(Data entries)
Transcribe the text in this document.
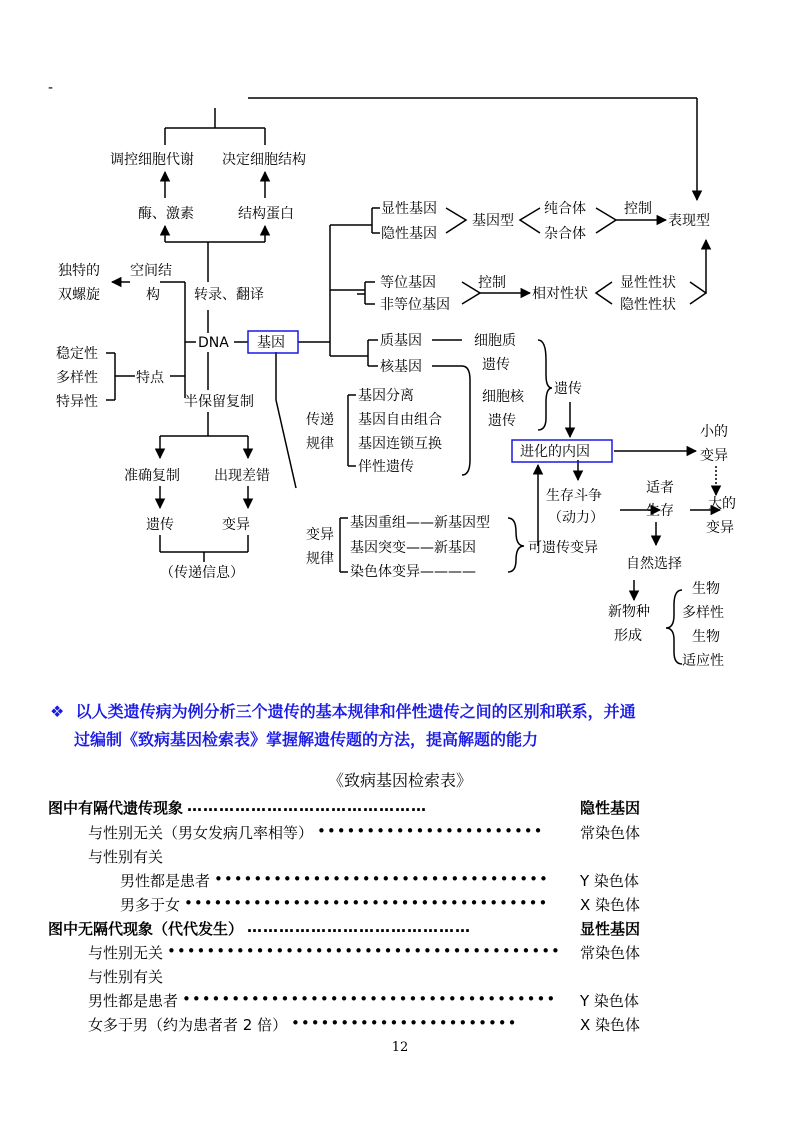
-
调控细胞代谢 决定细胞结构
酶、激素	结构蛋白
独特的
双螺旋
空间结
构 转录、翻译
DNA 基因
稳定性
多样性
特异性
特点
半保留复制
准确复制 出现差错
遗传	变异
（传递信息）
显性基因
隐性基因
基因型
纯合体
杂合体
控制
表现型
等位基因
非等位基因
控制
相对性状
显性性状
隐性性状
质基因
核基因
细胞质
遗传
细胞核
遗传
遗传
传递
规律
基因分离
基因自由组合
基因连锁互换
伴性遗传
变异
规律
基因重组——新基因型
基因突变——新基因
染色体变异————
可遗传变异
进化的内因
小的
变异
生存斗争
（动力）
适者
生存 大的
变异
自然选择
新物种
形成
生物
多样性
生物
适应性
❖ 以人类遗传病为例分析三个遗传的基本规律和伴性遗传之间的区别和联系，并通
过编制《致病基因检索表》掌握解遗传题的方法，提高解题的能力
《致病基因检索表》
图中有隔代遗传现象 ………………………………………	隐性基因
与性别无关（男女发病几率相等） •••••••••••••••••••••••	常染色体
与性别有关
男性都是患者 ••••••••••••••••••••••••••••••••••	Y 染色体
男多于女 •••••••••••••••••••••••••••••••••••••	X 染色体
图中无隔代现象（代代发生） ……………………………………	显性基因
与性别无关 ••••••••••••••••••••••••••••••••••••••••	常染色体
与性别有关
男性都是患者 ••••••••••••••••••••••••••••••••••••••	Y 染色体
女多于男（约为患者者 2 倍） •••••••••••••••••••••••	X 染色体
12
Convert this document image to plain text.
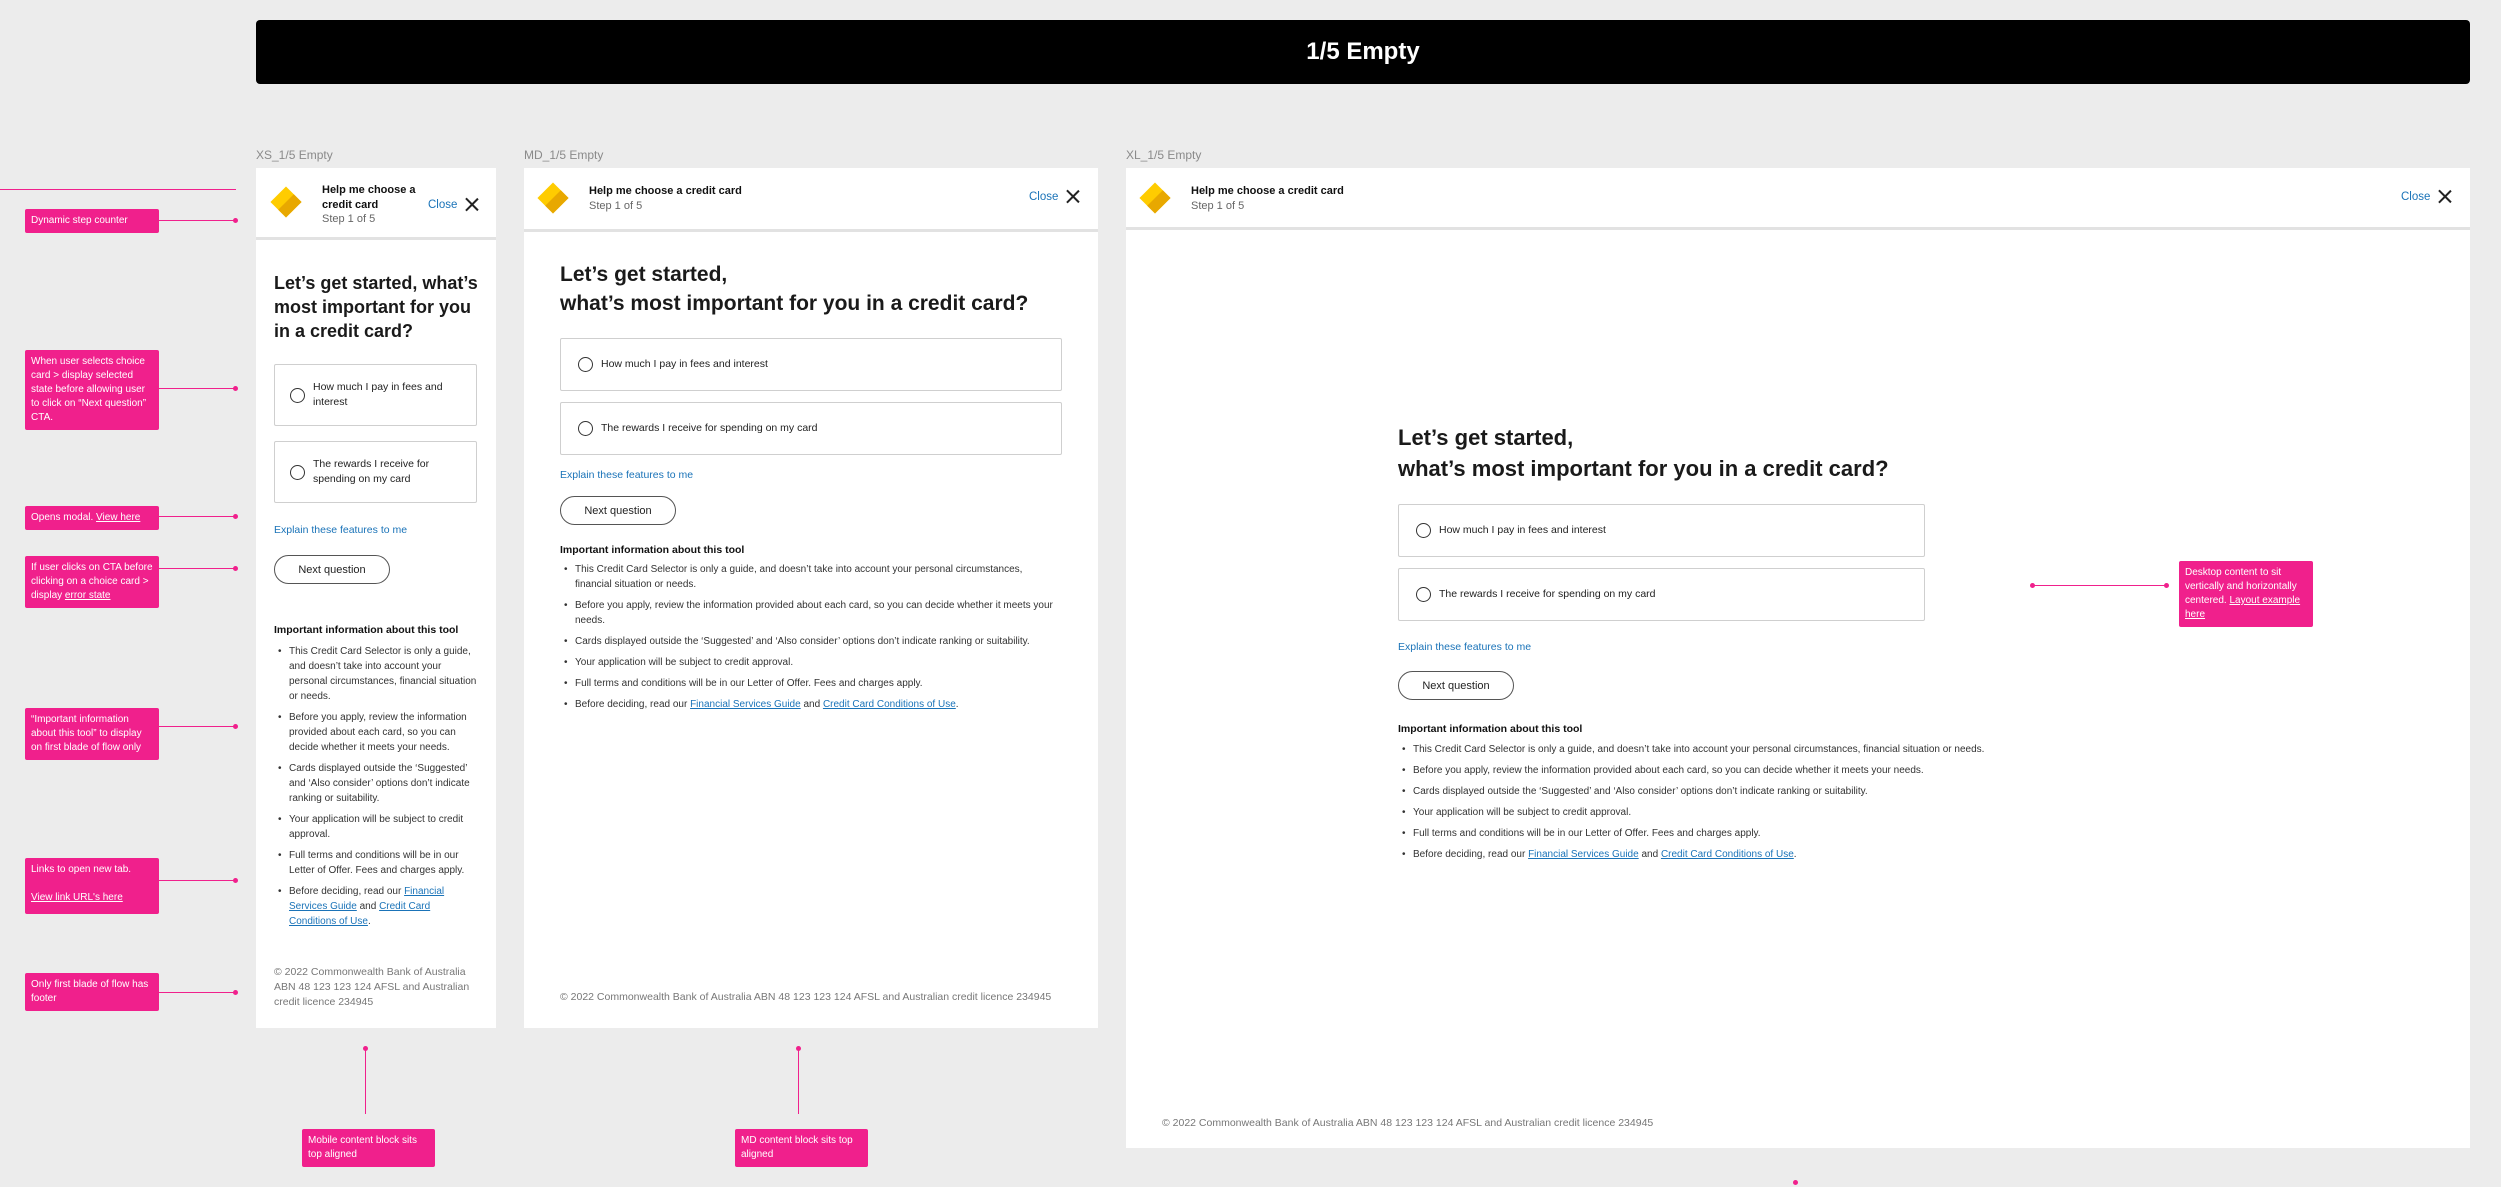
1/5 Empty
XS_1/5 Empty	MD_1/5 Empty	XL_1/5 Empty
Help me choose a credit card
Step 1 of 5
Close
Let’s get started, what’s most important for you in a credit card?
How much I pay in fees and interest
The rewards I receive for spending on my card
Explain these features to me
Next question
Important information about this tool
• This Credit Card Selector is only a guide, and doesn’t take into account your personal circumstances, financial situation or needs.
• Before you apply, review the information provided about each card, so you can decide whether it meets your needs.
• Cards displayed outside the ‘Suggested’ and ‘Also consider’ options don’t indicate ranking or suitability.
• Your application will be subject to credit approval.
• Full terms and conditions will be in our Letter of Offer. Fees and charges apply.
• Before deciding, read our Financial Services Guide and Credit Card Conditions of Use.
© 2022 Commonwealth Bank of Australia ABN 48 123 123 124 AFSL and Australian credit licence 234945
Help me choose a credit card
Step 1 of 5
Close
Let’s get started,
what’s most important for you in a credit card?
How much I pay in fees and interest
The rewards I receive for spending on my card
Explain these features to me
Next question
Important information about this tool
• This Credit Card Selector is only a guide, and doesn’t take into account your personal circumstances, financial situation or needs.
• Before you apply, review the information provided about each card, so you can decide whether it meets your needs.
• Cards displayed outside the ‘Suggested’ and ‘Also consider’ options don’t indicate ranking or suitability.
• Your application will be subject to credit approval.
• Full terms and conditions will be in our Letter of Offer. Fees and charges apply.
• Before deciding, read our Financial Services Guide and Credit Card Conditions of Use.
© 2022 Commonwealth Bank of Australia ABN 48 123 123 124 AFSL and Australian credit licence 234945
Help me choose a credit card
Step 1 of 5
Close
Let’s get started,
what’s most important for you in a credit card?
How much I pay in fees and interest
The rewards I receive for spending on my card
Explain these features to me
Next question
Important information about this tool
• This Credit Card Selector is only a guide, and doesn’t take into account your personal circumstances, financial situation or needs.
• Before you apply, review the information provided about each card, so you can decide whether it meets your needs.
• Cards displayed outside the ‘Suggested’ and ‘Also consider’ options don’t indicate ranking or suitability.
• Your application will be subject to credit approval.
• Full terms and conditions will be in our Letter of Offer. Fees and charges apply.
• Before deciding, read our Financial Services Guide and Credit Card Conditions of Use.
© 2022 Commonwealth Bank of Australia ABN 48 123 123 124 AFSL and Australian credit licence 234945
Dynamic step counter
When user selects choice card > display selected state before allowing user to click on “Next question” CTA.
Opens modal. View here
If user clicks on CTA before clicking on a choice card > display error state
“Important information about this tool” to display on first blade of flow only
Links to open new tab.
View link URL's here
Only first blade of flow has footer
Mobile content block sits top aligned
MD content block sits top aligned
Desktop content to sit vertically and horizontally centered. Layout example here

### DESCRIPTION OF THE TASK:
All the records need to be repeated exactly, with the images dropped.

### SOLUTION BELOW:
Transcribe the text in this document.
-
调控细胞代谢 决定细胞结构
酶、激素	结构蛋白
独特的
双螺旋
空间结
构 转录、翻译
DNA 基因
稳定性
多样性
特异性
特点
半保留复制
准确复制 出现差错
遗传	变异
（传递信息）
显性基因
隐性基因
基因型
纯合体
杂合体
控制
表现型
等位基因
非等位基因
控制
相对性状
显性性状
隐性性状
质基因
核基因
细胞质
遗传
细胞核
遗传
遗传
传递
规律
基因分离
基因自由组合
基因连锁互换
伴性遗传
变异
规律
基因重组——新基因型
基因突变——新基因
染色体变异————
可遗传变异
进化的内因
小的
变异
生存斗争
（动力）
适者
生存 大的
变异
自然选择
新物种
形成
生物
多样性
生物
适应性
❖ 以人类遗传病为例分析三个遗传的基本规律和伴性遗传之间的区别和联系，并通
过编制《致病基因检索表》掌握解遗传题的方法，提高解题的能力
《致病基因检索表》
图中有隔代遗传现象 ………………………………………	隐性基因
与性别无关（男女发病几率相等） •••••••••••••••••••••••	常染色体
与性别有关
男性都是患者 ••••••••••••••••••••••••••••••••••	Y 染色体
男多于女 •••••••••••••••••••••••••••••••••••••	X 染色体
图中无隔代现象（代代发生） ……………………………………	显性基因
与性别无关 ••••••••••••••••••••••••••••••••••••••••	常染色体
与性别有关
男性都是患者 ••••••••••••••••••••••••••••••••••••••	Y 染色体
女多于男（约为患者者 2 倍） •••••••••••••••••••••••	X 染色体
12
Convert this document image to plain text.
1/5 Empty
XS_1/5 Empty	MD_1/5 Empty	XL_1/5 Empty
Help me choose a credit card
Step 1 of 5
Close
Let’s get started, what’s most important for you in a credit card?
How much I pay in fees and interest
The rewards I receive for spending on my card
Explain these features to me
Next question
Important information about this tool
• This Credit Card Selector is only a guide, and doesn’t take into account your personal circumstances, financial situation or needs.
• Before you apply, review the information provided about each card, so you can decide whether it meets your needs.
• Cards displayed outside the ‘Suggested’ and ‘Also consider’ options don’t indicate ranking or suitability.
• Your application will be subject to credit approval.
• Full terms and conditions will be in our Letter of Offer. Fees and charges apply.
• Before deciding, read our Financial Services Guide and Credit Card Conditions of Use.
© 2022 Commonwealth Bank of Australia ABN 48 123 123 124 AFSL and Australian credit licence 234945
Help me choose a credit card
Step 1 of 5
Close
Let’s get started,
what’s most important for you in a credit card?
How much I pay in fees and interest
The rewards I receive for spending on my card
Explain these features to me
Next question
Important information about this tool
• This Credit Card Selector is only a guide, and doesn’t take into account your personal circumstances, financial situation or needs.
• Before you apply, review the information provided about each card, so you can decide whether it meets your needs.
• Cards displayed outside the ‘Suggested’ and ‘Also consider’ options don’t indicate ranking or suitability.
• Your application will be subject to credit approval.
• Full terms and conditions will be in our Letter of Offer. Fees and charges apply.
• Before deciding, read our Financial Services Guide and Credit Card Conditions of Use.
© 2022 Commonwealth Bank of Australia ABN 48 123 123 124 AFSL and Australian credit licence 234945
Help me choose a credit card
Step 1 of 5
Close
Let’s get started,
what’s most important for you in a credit card?
How much I pay in fees and interest
The rewards I receive for spending on my card
Explain these features to me
Next question
Important information about this tool
• This Credit Card Selector is only a guide, and doesn’t take into account your personal circumstances, financial situation or needs.
• Before you apply, review the information provided about each card, so you can decide whether it meets your needs.
• Cards displayed outside the ‘Suggested’ and ‘Also consider’ options don’t indicate ranking or suitability.
• Your application will be subject to credit approval.
• Full terms and conditions will be in our Letter of Offer. Fees and charges apply.
• Before deciding, read our Financial Services Guide and Credit Card Conditions of Use.
© 2022 Commonwealth Bank of Australia ABN 48 123 123 124 AFSL and Australian credit licence 234945
Dynamic step counter
When user selects choice card > display selected state before allowing user to click on “Next question” CTA.
Opens modal. View here
If user clicks on CTA before clicking on a choice card > display error state
“Important information about this tool” to display on first blade of flow only
Links to open new tab.
View link URL's here
Only first blade of flow has footer
Mobile content block sits top aligned
MD content block sits top aligned
Desktop content to sit vertically and horizontally centered. Layout example here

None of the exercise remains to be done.